Shoukry Sidrak’s garden is a bounty for any food lover. An assortment of fruit, vegetables and herbs are thriving in the carefully manicured Mill Park yard.
While the keen environmentalist happily shows off the contents of his garden, he is most proud of the sustainable way he keeps it alive: using recycled water.
Sustainability is at the heart of everything Sidrak does, a passion he shares through Environment Victoria’s GreenTown project.
Through the project Sidrak, who came to Australia from Egypt in 1991, visits Arabic-speaking homes in the northern suburbs, teaching people how to be more environmentally friendly.
The project is also being run for a range of different ethnic groups in the northern suburbs, including East Africans in Flemington, Turkish speakers around Coburg and Aboriginal people in the Northcote area.
“We were interested in teaching Arabic-speaking people because they are not always able to understand what the media says about saving the environment,” Sidrak says.
Sidrak and his wife Magda visit people’s homes together, as they say it helps to have a man and a woman present when dealing with some cultures.
“We always conduct sessions with them with two people, one man and one woman, because some cultures they don’t accept a man to come in and talk to them especially during the day if there is no man at home,” he says.
Once Sidrak goes into a person’s home he explains the bigger issues such as climate change while helping with smaller tasks such as changing to energy efficient light globes, water-saving showerheads and giving tips on how to save water and electricity.

Set of tasks:
1. From the article about Shoukry Sidrak's garden, quote the passage starting with "Sustainability is at" and going on through "more environmentally friendly.".
2. Continue the article about Shoukry Sidrak and the GreenTown project from the point where it stops.

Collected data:

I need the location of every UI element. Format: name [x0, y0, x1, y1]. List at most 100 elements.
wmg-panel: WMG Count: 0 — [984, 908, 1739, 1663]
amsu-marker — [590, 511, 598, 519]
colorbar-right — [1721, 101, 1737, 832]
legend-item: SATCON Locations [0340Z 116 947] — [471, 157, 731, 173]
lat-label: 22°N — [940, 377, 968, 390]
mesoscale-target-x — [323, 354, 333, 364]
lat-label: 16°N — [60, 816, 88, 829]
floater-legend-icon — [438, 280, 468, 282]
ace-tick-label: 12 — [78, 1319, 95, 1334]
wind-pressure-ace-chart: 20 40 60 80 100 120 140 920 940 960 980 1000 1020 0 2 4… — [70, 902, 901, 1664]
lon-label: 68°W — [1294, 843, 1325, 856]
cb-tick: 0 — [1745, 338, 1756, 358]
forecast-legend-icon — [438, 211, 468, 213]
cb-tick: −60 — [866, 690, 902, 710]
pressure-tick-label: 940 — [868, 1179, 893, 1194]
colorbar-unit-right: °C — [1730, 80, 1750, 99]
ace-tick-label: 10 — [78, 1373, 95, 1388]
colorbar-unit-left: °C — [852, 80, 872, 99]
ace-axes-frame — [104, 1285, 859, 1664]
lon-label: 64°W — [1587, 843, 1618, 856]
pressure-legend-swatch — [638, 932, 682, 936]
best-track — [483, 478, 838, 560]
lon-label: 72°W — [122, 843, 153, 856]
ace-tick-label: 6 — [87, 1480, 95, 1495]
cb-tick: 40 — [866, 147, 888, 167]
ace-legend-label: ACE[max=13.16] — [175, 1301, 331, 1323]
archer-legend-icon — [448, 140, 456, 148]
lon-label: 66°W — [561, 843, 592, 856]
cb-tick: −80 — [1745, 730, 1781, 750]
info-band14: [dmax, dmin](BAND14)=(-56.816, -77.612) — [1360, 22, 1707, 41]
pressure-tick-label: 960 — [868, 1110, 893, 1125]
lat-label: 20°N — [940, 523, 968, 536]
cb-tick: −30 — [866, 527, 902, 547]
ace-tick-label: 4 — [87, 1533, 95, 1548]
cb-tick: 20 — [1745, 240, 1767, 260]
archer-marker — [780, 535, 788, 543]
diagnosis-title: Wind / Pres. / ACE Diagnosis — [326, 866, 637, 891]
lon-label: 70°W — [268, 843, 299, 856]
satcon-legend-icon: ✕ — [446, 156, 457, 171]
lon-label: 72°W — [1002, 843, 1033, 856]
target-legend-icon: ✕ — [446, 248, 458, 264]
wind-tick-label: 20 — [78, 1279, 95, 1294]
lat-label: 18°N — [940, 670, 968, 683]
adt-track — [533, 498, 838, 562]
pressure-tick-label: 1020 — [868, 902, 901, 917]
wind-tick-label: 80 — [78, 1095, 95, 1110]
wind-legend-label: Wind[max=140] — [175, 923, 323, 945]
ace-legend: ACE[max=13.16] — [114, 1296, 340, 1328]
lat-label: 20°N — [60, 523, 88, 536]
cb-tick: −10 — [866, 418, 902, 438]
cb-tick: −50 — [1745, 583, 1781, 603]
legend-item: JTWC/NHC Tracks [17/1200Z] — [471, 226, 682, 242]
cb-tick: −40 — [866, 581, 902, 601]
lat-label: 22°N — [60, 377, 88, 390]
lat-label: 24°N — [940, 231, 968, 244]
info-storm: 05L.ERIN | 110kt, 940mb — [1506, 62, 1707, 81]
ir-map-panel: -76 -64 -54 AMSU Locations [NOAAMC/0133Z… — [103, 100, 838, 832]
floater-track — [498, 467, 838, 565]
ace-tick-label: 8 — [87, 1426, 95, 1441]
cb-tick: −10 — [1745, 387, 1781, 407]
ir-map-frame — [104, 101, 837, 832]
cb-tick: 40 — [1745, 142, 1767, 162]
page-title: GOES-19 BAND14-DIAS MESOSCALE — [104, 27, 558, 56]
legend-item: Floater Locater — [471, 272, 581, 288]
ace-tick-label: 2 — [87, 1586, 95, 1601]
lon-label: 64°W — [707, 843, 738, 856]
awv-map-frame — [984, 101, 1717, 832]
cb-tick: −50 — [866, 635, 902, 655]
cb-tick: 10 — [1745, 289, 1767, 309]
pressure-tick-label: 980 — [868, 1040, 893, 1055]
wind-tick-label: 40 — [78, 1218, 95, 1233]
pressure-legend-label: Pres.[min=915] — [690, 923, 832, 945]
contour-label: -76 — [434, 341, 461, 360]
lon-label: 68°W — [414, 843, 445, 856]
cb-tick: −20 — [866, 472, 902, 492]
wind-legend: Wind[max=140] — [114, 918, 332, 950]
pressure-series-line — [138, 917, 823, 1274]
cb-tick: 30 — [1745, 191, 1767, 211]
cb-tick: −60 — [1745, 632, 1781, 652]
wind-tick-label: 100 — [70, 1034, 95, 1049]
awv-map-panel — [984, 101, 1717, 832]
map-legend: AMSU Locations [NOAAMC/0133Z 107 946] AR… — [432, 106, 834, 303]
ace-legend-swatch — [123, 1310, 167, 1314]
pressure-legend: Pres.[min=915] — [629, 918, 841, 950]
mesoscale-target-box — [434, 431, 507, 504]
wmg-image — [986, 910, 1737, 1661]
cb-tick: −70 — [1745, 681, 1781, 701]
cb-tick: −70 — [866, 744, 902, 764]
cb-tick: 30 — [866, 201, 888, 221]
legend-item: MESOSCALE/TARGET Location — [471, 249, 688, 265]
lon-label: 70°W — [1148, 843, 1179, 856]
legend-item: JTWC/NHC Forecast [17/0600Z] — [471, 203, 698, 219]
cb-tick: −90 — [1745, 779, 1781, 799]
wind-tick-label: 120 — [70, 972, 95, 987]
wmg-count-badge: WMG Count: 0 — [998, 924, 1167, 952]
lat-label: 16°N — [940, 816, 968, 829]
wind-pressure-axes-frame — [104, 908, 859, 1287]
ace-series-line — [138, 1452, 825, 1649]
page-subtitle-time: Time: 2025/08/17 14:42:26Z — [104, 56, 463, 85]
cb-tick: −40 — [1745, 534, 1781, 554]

Exercise results:
1.
Sustainability is at the heart of everything Sidrak does, a passion he shares through Environment Victoria’s GreenTown project.
Through the project Sidrak, who came to Australia from Egypt in 1991, visits Arabic-speaking homes in the northern suburbs, teaching people how to be more environmentally friendly.

2.
“Some people don’t know anything about climate change, so we introduced this to them and showed them how we have to save water and our natural resources,” he says.
After getting involved in the GreenTown project in 2007, Sidrak says he believes it is making a difference in changing people’s behaviour.
“We did a follow-up with some of the people who participated in the program and many of them were doing a lot to help the environment,” he says.
On and off the job, Sidrak is a man who practises what he preaches. Within his own home, he has installed two water tanks, grows his own vegetables, uses buckets in the shower to recycle water and avoids using his car.
“We have limited natural resources in Australia so if we don’t limit the use of those resources one day we’ll run out, so I believe we have to take action to advise people on how they can help,” he says.